## The request
Go through the entries and say how many lines contain the string "this". The number is the whole answer.

## Exercise inputs

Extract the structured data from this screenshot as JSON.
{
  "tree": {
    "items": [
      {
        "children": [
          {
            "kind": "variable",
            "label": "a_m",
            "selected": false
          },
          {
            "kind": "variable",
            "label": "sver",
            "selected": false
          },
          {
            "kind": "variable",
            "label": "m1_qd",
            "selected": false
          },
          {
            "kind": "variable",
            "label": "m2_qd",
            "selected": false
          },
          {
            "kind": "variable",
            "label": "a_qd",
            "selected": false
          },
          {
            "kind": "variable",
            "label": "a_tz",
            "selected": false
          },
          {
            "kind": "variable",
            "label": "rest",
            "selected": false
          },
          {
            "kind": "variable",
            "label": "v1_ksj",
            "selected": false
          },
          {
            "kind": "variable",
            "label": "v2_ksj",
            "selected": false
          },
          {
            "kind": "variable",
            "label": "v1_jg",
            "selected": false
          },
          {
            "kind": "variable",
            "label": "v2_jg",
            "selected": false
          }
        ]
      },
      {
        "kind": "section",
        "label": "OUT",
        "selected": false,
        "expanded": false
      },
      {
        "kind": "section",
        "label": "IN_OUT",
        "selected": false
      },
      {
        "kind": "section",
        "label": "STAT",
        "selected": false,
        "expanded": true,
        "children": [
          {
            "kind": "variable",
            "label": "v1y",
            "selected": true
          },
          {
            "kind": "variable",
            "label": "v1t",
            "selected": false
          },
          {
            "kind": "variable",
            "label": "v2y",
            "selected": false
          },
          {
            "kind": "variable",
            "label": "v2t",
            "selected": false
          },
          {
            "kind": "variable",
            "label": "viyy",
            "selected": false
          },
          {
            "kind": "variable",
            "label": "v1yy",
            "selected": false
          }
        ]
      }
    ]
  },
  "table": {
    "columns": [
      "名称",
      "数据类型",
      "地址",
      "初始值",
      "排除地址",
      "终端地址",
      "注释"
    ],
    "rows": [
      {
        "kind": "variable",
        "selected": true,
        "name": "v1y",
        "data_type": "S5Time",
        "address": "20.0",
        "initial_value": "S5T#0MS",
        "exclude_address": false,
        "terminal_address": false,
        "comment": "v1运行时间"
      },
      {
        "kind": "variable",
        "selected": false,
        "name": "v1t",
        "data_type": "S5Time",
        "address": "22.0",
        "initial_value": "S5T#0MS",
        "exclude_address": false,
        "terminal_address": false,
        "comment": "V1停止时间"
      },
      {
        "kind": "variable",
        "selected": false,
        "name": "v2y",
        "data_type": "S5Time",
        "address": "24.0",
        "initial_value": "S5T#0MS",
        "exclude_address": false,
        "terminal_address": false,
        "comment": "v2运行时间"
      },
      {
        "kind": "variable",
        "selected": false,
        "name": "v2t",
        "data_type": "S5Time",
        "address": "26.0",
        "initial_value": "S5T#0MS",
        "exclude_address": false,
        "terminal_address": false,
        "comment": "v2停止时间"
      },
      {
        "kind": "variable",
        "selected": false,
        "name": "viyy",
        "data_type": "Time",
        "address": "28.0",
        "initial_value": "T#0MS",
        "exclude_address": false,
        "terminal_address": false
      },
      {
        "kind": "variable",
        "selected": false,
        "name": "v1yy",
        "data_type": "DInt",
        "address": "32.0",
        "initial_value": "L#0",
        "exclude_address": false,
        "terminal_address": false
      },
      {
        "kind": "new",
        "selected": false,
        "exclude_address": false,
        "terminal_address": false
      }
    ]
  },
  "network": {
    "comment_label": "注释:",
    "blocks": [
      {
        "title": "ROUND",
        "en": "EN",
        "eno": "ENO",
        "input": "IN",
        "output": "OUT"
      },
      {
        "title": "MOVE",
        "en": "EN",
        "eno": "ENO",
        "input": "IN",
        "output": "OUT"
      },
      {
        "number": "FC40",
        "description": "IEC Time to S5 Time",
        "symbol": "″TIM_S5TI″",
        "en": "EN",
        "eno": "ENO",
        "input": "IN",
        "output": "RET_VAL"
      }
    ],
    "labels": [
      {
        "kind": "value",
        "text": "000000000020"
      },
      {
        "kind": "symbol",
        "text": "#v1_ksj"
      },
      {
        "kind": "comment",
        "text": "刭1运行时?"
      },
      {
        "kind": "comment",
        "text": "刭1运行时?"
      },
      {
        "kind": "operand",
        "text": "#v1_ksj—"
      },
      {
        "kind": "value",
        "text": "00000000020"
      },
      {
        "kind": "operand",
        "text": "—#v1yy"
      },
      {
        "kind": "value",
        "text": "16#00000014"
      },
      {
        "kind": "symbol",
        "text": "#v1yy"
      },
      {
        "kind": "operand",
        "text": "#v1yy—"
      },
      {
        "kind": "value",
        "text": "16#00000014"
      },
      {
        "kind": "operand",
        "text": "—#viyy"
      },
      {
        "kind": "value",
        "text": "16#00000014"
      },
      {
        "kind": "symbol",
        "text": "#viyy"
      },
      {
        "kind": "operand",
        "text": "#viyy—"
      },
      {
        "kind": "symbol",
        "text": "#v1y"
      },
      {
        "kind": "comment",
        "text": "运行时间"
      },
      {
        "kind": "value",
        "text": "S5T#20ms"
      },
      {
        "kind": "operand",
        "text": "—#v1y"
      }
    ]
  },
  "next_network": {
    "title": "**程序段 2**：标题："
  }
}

--

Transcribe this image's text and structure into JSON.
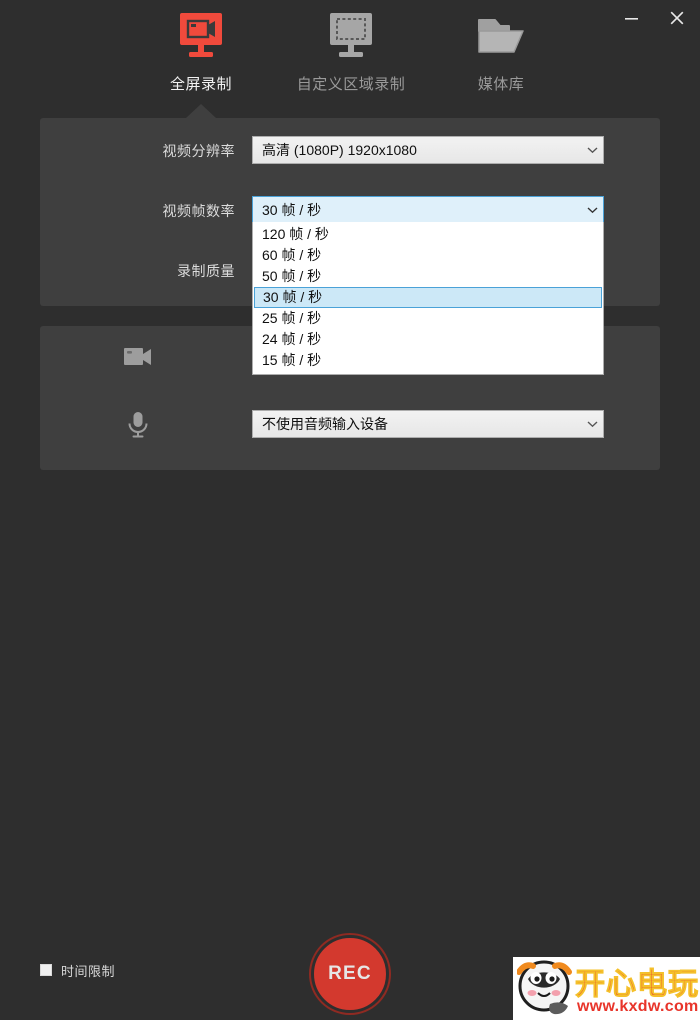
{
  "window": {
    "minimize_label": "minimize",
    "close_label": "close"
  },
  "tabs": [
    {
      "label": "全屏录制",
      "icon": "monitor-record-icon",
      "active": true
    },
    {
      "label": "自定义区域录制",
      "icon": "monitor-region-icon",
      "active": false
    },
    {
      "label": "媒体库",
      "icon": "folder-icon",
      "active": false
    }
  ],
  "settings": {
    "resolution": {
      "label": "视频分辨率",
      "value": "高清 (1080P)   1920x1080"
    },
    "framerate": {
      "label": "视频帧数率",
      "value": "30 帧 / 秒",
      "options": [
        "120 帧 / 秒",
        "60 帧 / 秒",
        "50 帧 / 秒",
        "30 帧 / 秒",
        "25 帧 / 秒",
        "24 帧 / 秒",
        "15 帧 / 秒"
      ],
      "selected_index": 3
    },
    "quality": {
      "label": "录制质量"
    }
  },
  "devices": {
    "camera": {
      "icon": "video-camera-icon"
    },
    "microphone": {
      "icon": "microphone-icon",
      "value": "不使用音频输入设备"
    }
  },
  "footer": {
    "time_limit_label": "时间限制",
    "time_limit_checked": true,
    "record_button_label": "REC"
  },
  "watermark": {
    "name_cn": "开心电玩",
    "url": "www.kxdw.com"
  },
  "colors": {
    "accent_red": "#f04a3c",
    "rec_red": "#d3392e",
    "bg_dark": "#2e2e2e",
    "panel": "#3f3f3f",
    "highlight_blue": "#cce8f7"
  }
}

## Written response
2